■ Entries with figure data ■
========
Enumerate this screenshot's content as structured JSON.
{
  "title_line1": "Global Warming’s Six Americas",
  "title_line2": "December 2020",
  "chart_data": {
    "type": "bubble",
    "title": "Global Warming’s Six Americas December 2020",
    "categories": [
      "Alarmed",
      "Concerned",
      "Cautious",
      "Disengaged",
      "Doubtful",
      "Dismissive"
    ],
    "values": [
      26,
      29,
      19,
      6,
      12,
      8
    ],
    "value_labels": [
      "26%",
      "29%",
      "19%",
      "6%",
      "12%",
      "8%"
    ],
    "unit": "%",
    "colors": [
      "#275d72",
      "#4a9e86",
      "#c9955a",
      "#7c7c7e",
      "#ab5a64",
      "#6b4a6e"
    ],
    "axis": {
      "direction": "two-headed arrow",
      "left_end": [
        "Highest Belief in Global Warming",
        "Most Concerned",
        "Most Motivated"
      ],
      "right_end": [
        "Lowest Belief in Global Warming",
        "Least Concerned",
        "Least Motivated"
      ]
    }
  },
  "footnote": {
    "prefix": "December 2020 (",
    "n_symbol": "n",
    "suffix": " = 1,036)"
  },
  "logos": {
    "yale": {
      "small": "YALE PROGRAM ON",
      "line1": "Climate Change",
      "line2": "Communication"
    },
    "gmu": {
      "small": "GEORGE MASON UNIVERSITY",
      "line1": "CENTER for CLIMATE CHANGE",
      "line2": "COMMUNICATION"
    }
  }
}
========
■ STATED TASK ■
Copy out all the entries shown above, character for character.

■ IN RESPONSE ■
Enumerate this screenshot's content as structured JSON.
{
  "title_line1": "Global Warming’s Six Americas",
  "title_line2": "December 2020",
  "chart_data": {
    "type": "bubble",
    "title": "Global Warming’s Six Americas December 2020",
    "categories": [
      "Alarmed",
      "Concerned",
      "Cautious",
      "Disengaged",
      "Doubtful",
      "Dismissive"
    ],
    "values": [
      26,
      29,
      19,
      6,
      12,
      8
    ],
    "value_labels": [
      "26%",
      "29%",
      "19%",
      "6%",
      "12%",
      "8%"
    ],
    "unit": "%",
    "colors": [
      "#275d72",
      "#4a9e86",
      "#c9955a",
      "#7c7c7e",
      "#ab5a64",
      "#6b4a6e"
    ],
    "axis": {
      "direction": "two-headed arrow",
      "left_end": [
        "Highest Belief in Global Warming",
        "Most Concerned",
        "Most Motivated"
      ],
      "right_end": [
        "Lowest Belief in Global Warming",
        "Least Concerned",
        "Least Motivated"
      ]
    }
  },
  "footnote": {
    "prefix": "December 2020 (",
    "n_symbol": "n",
    "suffix": " = 1,036)"
  },
  "logos": {
    "yale": {
      "small": "YALE PROGRAM ON",
      "line1": "Climate Change",
      "line2": "Communication"
    },
    "gmu": {
      "small": "GEORGE MASON UNIVERSITY",
      "line1": "CENTER for CLIMATE CHANGE",
      "line2": "COMMUNICATION"
    }
  }
}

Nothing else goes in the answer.